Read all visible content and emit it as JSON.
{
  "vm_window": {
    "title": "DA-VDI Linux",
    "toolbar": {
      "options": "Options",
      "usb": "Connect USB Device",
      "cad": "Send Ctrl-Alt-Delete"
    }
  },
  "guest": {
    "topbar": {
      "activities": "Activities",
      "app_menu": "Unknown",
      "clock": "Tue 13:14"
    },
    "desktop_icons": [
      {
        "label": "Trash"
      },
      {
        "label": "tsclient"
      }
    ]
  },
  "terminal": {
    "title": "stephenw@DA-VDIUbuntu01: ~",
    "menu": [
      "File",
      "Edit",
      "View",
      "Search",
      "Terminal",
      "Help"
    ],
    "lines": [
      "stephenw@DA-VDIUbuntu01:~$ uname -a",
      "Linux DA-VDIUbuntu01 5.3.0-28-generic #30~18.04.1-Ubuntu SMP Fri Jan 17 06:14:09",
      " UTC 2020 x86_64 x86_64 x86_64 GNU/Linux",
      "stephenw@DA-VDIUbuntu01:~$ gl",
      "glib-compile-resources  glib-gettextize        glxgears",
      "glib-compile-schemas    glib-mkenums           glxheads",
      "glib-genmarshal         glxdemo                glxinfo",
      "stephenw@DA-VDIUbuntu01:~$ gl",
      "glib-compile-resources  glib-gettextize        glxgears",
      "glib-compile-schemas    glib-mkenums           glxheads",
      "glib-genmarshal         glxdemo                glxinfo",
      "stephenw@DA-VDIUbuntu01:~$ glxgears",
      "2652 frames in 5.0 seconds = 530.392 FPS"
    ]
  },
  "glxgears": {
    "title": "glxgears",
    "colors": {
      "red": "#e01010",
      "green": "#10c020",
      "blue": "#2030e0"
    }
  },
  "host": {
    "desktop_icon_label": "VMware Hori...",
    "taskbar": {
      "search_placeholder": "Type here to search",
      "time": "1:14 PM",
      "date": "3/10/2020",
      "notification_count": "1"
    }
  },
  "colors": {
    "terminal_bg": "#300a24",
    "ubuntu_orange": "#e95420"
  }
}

★ ★ ★ ★ ★ ★ ★

### [TASK INSTRUCTIONS]
Quote the listing in full, please, keeping every line exact.

### [ANSWER BELOW]
Read all visible content and emit it as JSON.
{
  "vm_window": {
    "title": "DA-VDI Linux",
    "toolbar": {
      "options": "Options",
      "usb": "Connect USB Device",
      "cad": "Send Ctrl-Alt-Delete"
    }
  },
  "guest": {
    "topbar": {
      "activities": "Activities",
      "app_menu": "Unknown",
      "clock": "Tue 13:14"
    },
    "desktop_icons": [
      {
        "label": "Trash"
      },
      {
        "label": "tsclient"
      }
    ]
  },
  "terminal": {
    "title": "stephenw@DA-VDIUbuntu01: ~",
    "menu": [
      "File",
      "Edit",
      "View",
      "Search",
      "Terminal",
      "Help"
    ],
    "lines": [
      "stephenw@DA-VDIUbuntu01:~$ uname -a",
      "Linux DA-VDIUbuntu01 5.3.0-28-generic #30~18.04.1-Ubuntu SMP Fri Jan 17 06:14:09",
      " UTC 2020 x86_64 x86_64 x86_64 GNU/Linux",
      "stephenw@DA-VDIUbuntu01:~$ gl",
      "glib-compile-resources  glib-gettextize        glxgears",
      "glib-compile-schemas    glib-mkenums           glxheads",
      "glib-genmarshal         glxdemo                glxinfo",
      "stephenw@DA-VDIUbuntu01:~$ gl",
      "glib-compile-resources  glib-gettextize        glxgears",
      "glib-compile-schemas    glib-mkenums           glxheads",
      "glib-genmarshal         glxdemo                glxinfo",
      "stephenw@DA-VDIUbuntu01:~$ glxgears",
      "2652 frames in 5.0 seconds = 530.392 FPS"
    ]
  },
  "glxgears": {
    "title": "glxgears",
    "colors": {
      "red": "#e01010",
      "green": "#10c020",
      "blue": "#2030e0"
    }
  },
  "host": {
    "desktop_icon_label": "VMware Hori...",
    "taskbar": {
      "search_placeholder": "Type here to search",
      "time": "1:14 PM",
      "date": "3/10/2020",
      "notification_count": "1"
    }
  },
  "colors": {
    "terminal_bg": "#300a24",
    "ubuntu_orange": "#e95420"
  }
}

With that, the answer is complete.